Do this → Of the lines below, how many hold the string "marker"? Give only the number.
[start of Given records]
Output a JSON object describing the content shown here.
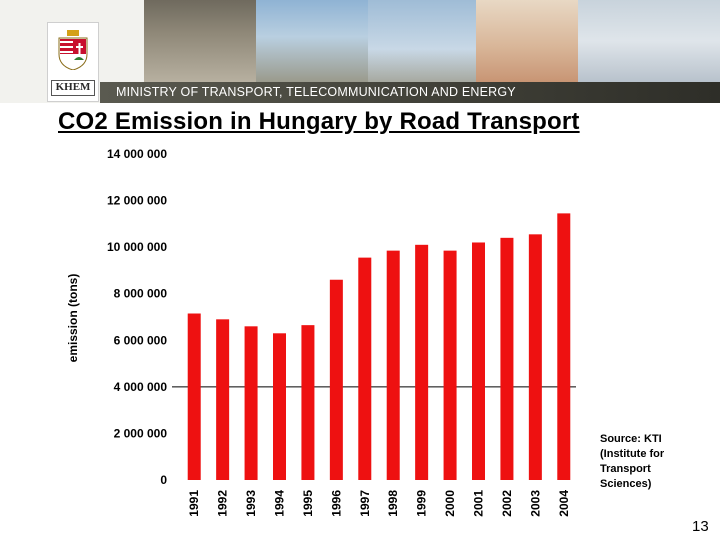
{
  "header": {
    "logo_text": "KHEM",
    "ministry_name": "MINISTRY OF TRANSPORT, TELECOMMUNICATION AND ENERGY",
    "photos": [
      "cars",
      "train",
      "satellite-dish",
      "woman-with-phone",
      "man-with-machinery"
    ]
  },
  "slide": {
    "title": "CO2 Emission in Hungary by Road Transport",
    "source": "Source: KTI (Institute for Transport Sciences)",
    "page_number": "13"
  },
  "colors": {
    "bar": "#ee1111",
    "ministry_bar": "#3e3e36",
    "reference_line": "#000000"
  },
  "chart_data": {
    "type": "bar",
    "title": "CO2 Emission in Hungary by Road Transport",
    "xlabel": "",
    "ylabel": "emission (tons)",
    "categories": [
      "1991",
      "1992",
      "1993",
      "1994",
      "1995",
      "1996",
      "1997",
      "1998",
      "1999",
      "2000",
      "2001",
      "2002",
      "2003",
      "2004"
    ],
    "values": [
      7150000,
      6900000,
      6600000,
      6300000,
      6650000,
      8600000,
      9550000,
      9850000,
      10100000,
      9850000,
      10200000,
      10400000,
      10550000,
      11450000
    ],
    "ylim": [
      0,
      14000000
    ],
    "yticks": [
      0,
      2000000,
      4000000,
      6000000,
      8000000,
      10000000,
      12000000,
      14000000
    ],
    "ytick_labels": [
      "0",
      "2 000 000",
      "4 000 000",
      "6 000 000",
      "8 000 000",
      "10 000 000",
      "12 000 000",
      "14 000 000"
    ],
    "reference_line": 4000000,
    "grid": false,
    "legend": "none"
  }
}
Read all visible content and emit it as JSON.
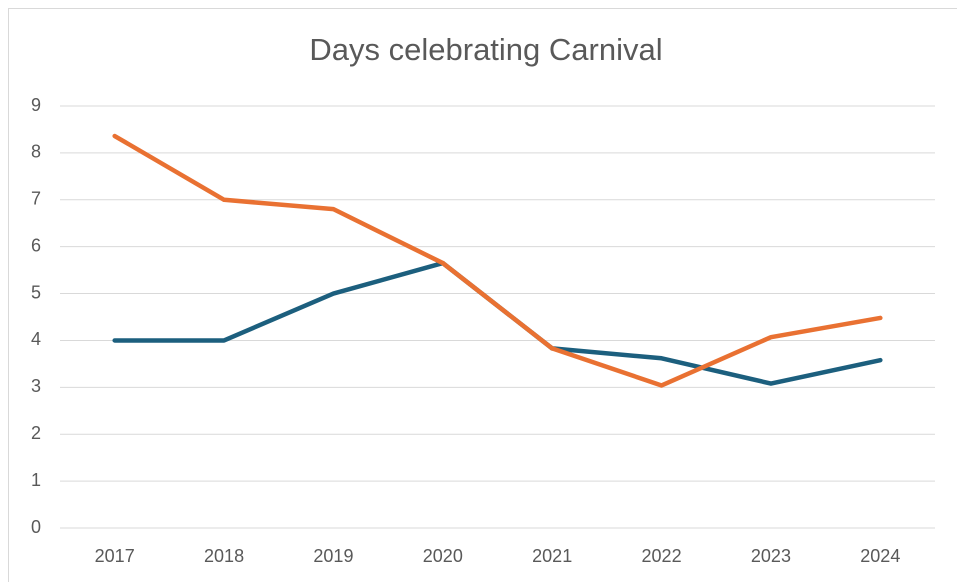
{
  "chart_data": {
    "type": "line",
    "title": "Days celebrating Carnival",
    "categories": [
      "2017",
      "2018",
      "2019",
      "2020",
      "2021",
      "2022",
      "2023",
      "2024"
    ],
    "series": [
      {
        "color": "#1c5f7e",
        "values": [
          4,
          4,
          5,
          5.65,
          3.83,
          3.62,
          3.08,
          3.58
        ]
      },
      {
        "color": "#e97132",
        "values": [
          8.36,
          7,
          6.8,
          5.65,
          3.83,
          3.04,
          4.07,
          4.48
        ]
      }
    ],
    "ylim": [
      0,
      9
    ],
    "yticks": [
      0,
      1,
      2,
      3,
      4,
      5,
      6,
      7,
      8,
      9
    ],
    "grid": true
  }
}
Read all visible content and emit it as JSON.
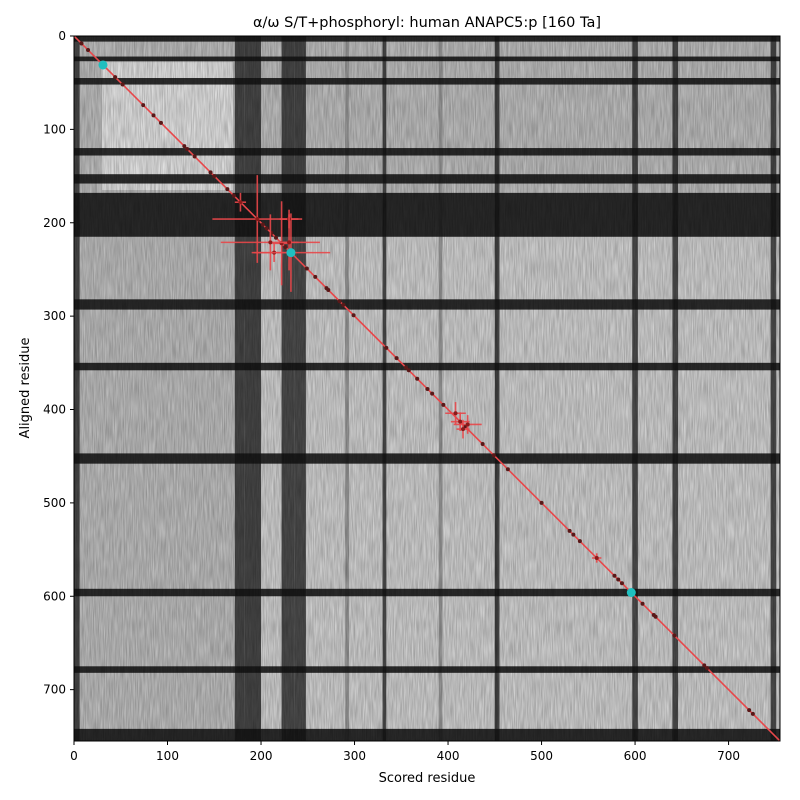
{
  "chart_data": {
    "type": "heatmap",
    "title": "α/ω S/T+phosphoryl: human ANAPC5:p [160 Ta]",
    "xlabel": "Scored residue",
    "ylabel": "Aligned residue",
    "n_residues": 755,
    "xlim": [
      0,
      755
    ],
    "ylim": [
      755,
      0
    ],
    "x_ticks": [
      0,
      100,
      200,
      300,
      400,
      500,
      600,
      700
    ],
    "y_ticks": [
      0,
      100,
      200,
      300,
      400,
      500,
      600,
      700
    ],
    "colormap": "grayscale",
    "heatmap_features": {
      "dark_horizontal_bands": [
        [
          0,
          6
        ],
        [
          22,
          27
        ],
        [
          45,
          52
        ],
        [
          120,
          128
        ],
        [
          148,
          158
        ],
        [
          168,
          215
        ],
        [
          282,
          293
        ],
        [
          350,
          358
        ],
        [
          447,
          458
        ],
        [
          592,
          600
        ],
        [
          675,
          682
        ],
        [
          742,
          755
        ]
      ],
      "dark_vertical_bands": [
        [
          0,
          6
        ],
        [
          172,
          182
        ],
        [
          182,
          200
        ],
        [
          222,
          236
        ],
        [
          236,
          248
        ],
        [
          330,
          334
        ],
        [
          450,
          455
        ],
        [
          597,
          603
        ],
        [
          640,
          646
        ],
        [
          745,
          751
        ]
      ],
      "bright_region": [
        [
          30,
          170
        ],
        [
          28,
          165
        ]
      ],
      "light_vertical_lines": [
        [
          290,
          294
        ],
        [
          390,
          394
        ],
        [
          450,
          453
        ]
      ]
    },
    "diagonal_line": {
      "from": [
        0,
        0
      ],
      "to": [
        755,
        755
      ],
      "color": "#e8474a"
    },
    "series": [
      {
        "marker": "dot",
        "color": "#5a1818",
        "points": [
          [
            8,
            8
          ],
          [
            15,
            15
          ],
          [
            44,
            44
          ],
          [
            52,
            52
          ],
          [
            74,
            74
          ],
          [
            85,
            85
          ],
          [
            93,
            93
          ],
          [
            118,
            118
          ],
          [
            121,
            121
          ],
          [
            129,
            129
          ],
          [
            146,
            146
          ],
          [
            150,
            150
          ],
          [
            164,
            164
          ],
          [
            171,
            171
          ],
          [
            197,
            197
          ],
          [
            202,
            202
          ],
          [
            206,
            206
          ],
          [
            211,
            211
          ],
          [
            216,
            216
          ],
          [
            226,
            226
          ],
          [
            249,
            249
          ],
          [
            258,
            258
          ],
          [
            270,
            270
          ],
          [
            272,
            272
          ],
          [
            284,
            284
          ],
          [
            288,
            288
          ],
          [
            299,
            299
          ],
          [
            334,
            334
          ],
          [
            345,
            345
          ],
          [
            355,
            355
          ],
          [
            358,
            358
          ],
          [
            367,
            367
          ],
          [
            378,
            378
          ],
          [
            383,
            383
          ],
          [
            395,
            395
          ],
          [
            418,
            418
          ],
          [
            437,
            437
          ],
          [
            449,
            449
          ],
          [
            464,
            464
          ],
          [
            500,
            500
          ],
          [
            530,
            530
          ],
          [
            534,
            534
          ],
          [
            541,
            541
          ],
          [
            578,
            578
          ],
          [
            582,
            582
          ],
          [
            586,
            586
          ],
          [
            608,
            608
          ],
          [
            620,
            620
          ],
          [
            622,
            622
          ],
          [
            642,
            642
          ],
          [
            674,
            674
          ],
          [
            677,
            677
          ],
          [
            722,
            722
          ],
          [
            726,
            726
          ]
        ]
      },
      {
        "marker": "cross-errorbar",
        "color": "#e8474a",
        "points": [
          {
            "x": 178,
            "y": 178,
            "xerr": 6,
            "yerr": 10
          },
          {
            "x": 196,
            "y": 196,
            "xerr": 48,
            "yerr": 47
          },
          {
            "x": 210,
            "y": 221,
            "xerr": 53,
            "yerr": 30
          },
          {
            "x": 214,
            "y": 232,
            "xerr": 22,
            "yerr": 10
          },
          {
            "x": 222,
            "y": 222,
            "xerr": 10,
            "yerr": 45
          },
          {
            "x": 232,
            "y": 232,
            "xerr": 42,
            "yerr": 42
          },
          {
            "x": 230,
            "y": 196,
            "xerr": 10,
            "yerr": 10
          },
          {
            "x": 230,
            "y": 221,
            "xerr": 10,
            "yerr": 30
          },
          {
            "x": 408,
            "y": 404,
            "xerr": 11,
            "yerr": 12
          },
          {
            "x": 413,
            "y": 413,
            "xerr": 10,
            "yerr": 10
          },
          {
            "x": 416,
            "y": 421,
            "xerr": 7,
            "yerr": 10
          },
          {
            "x": 421,
            "y": 416,
            "xerr": 15,
            "yerr": 10
          },
          {
            "x": 559,
            "y": 559,
            "xerr": 5,
            "yerr": 5
          }
        ]
      },
      {
        "marker": "circle",
        "color": "#1fbfbf",
        "points": [
          [
            31,
            31
          ],
          [
            232,
            232
          ],
          [
            596,
            596
          ]
        ]
      }
    ]
  }
}
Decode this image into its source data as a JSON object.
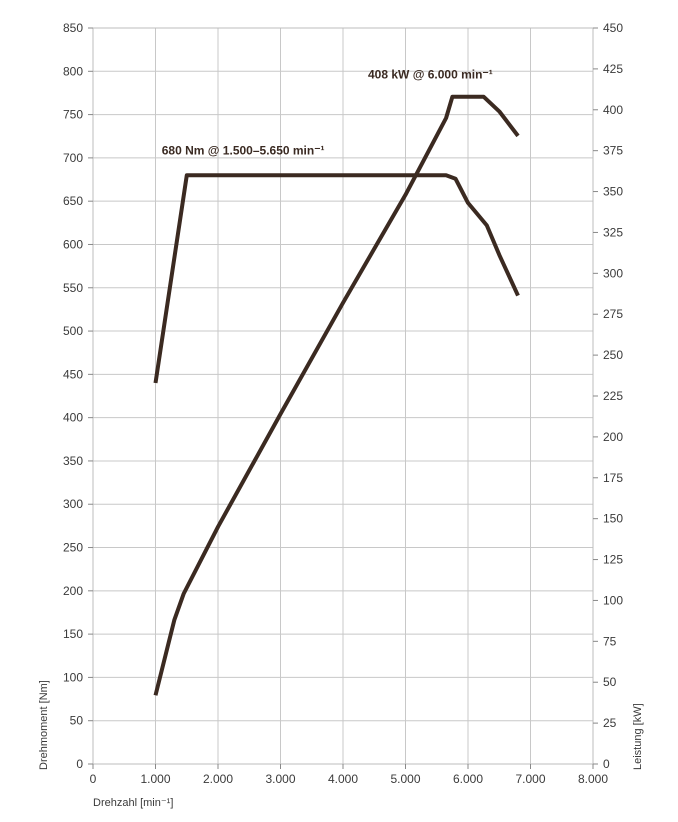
{
  "chart_data": {
    "type": "line",
    "xlabel": "Drehzahl [min⁻¹]",
    "ylabel_left": "Drehmoment [Nm]",
    "ylabel_right": "Leistung [kW]",
    "xlim": [
      0,
      8000
    ],
    "ylim_left": [
      0,
      850
    ],
    "ylim_right": [
      0,
      450
    ],
    "x_ticks": [
      0,
      1000,
      2000,
      3000,
      4000,
      5000,
      6000,
      7000,
      8000
    ],
    "x_tick_labels": [
      "0",
      "1.000",
      "2.000",
      "3.000",
      "4.000",
      "5.000",
      "6.000",
      "7.000",
      "8.000"
    ],
    "y_left_ticks": [
      0,
      50,
      100,
      150,
      200,
      250,
      300,
      350,
      400,
      450,
      500,
      550,
      600,
      650,
      700,
      750,
      800,
      850
    ],
    "y_left_tick_labels": [
      "0",
      "50",
      "100",
      "150",
      "200",
      "250",
      "300",
      "350",
      "400",
      "450",
      "500",
      "550",
      "600",
      "650",
      "700",
      "750",
      "800",
      "850"
    ],
    "y_right_ticks": [
      0,
      25,
      50,
      75,
      100,
      125,
      150,
      175,
      200,
      225,
      250,
      275,
      300,
      325,
      350,
      375,
      400,
      425,
      450
    ],
    "y_right_tick_labels": [
      "0",
      "25",
      "50",
      "75",
      "100",
      "125",
      "150",
      "175",
      "200",
      "225",
      "250",
      "275",
      "300",
      "325",
      "350",
      "375",
      "400",
      "425",
      "450"
    ],
    "grid": true,
    "series": [
      {
        "axis": "left",
        "x": [
          1000,
          1500,
          5650,
          5800,
          6000,
          6300,
          6500,
          6800
        ],
        "y": [
          440,
          680,
          680,
          676,
          648,
          622,
          588,
          541
        ]
      },
      {
        "axis": "right",
        "x": [
          1000,
          1300,
          1450,
          2000,
          3000,
          4000,
          5000,
          5650,
          5750,
          6000,
          6250,
          6500,
          6800
        ],
        "y": [
          42,
          88,
          104,
          145,
          214,
          282,
          348,
          395,
          408,
          408,
          408,
          399,
          384
        ]
      }
    ],
    "annotations": [
      {
        "text": "408 kW @ 6.000 min⁻¹",
        "x": 4400,
        "y_right": 419
      },
      {
        "text": "680 Nm @ 1.500–5.650 min⁻¹",
        "x": 1100,
        "y_left": 704
      }
    ],
    "color": "#3b2a21"
  }
}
[end of Given records]
Output for this exercise → 3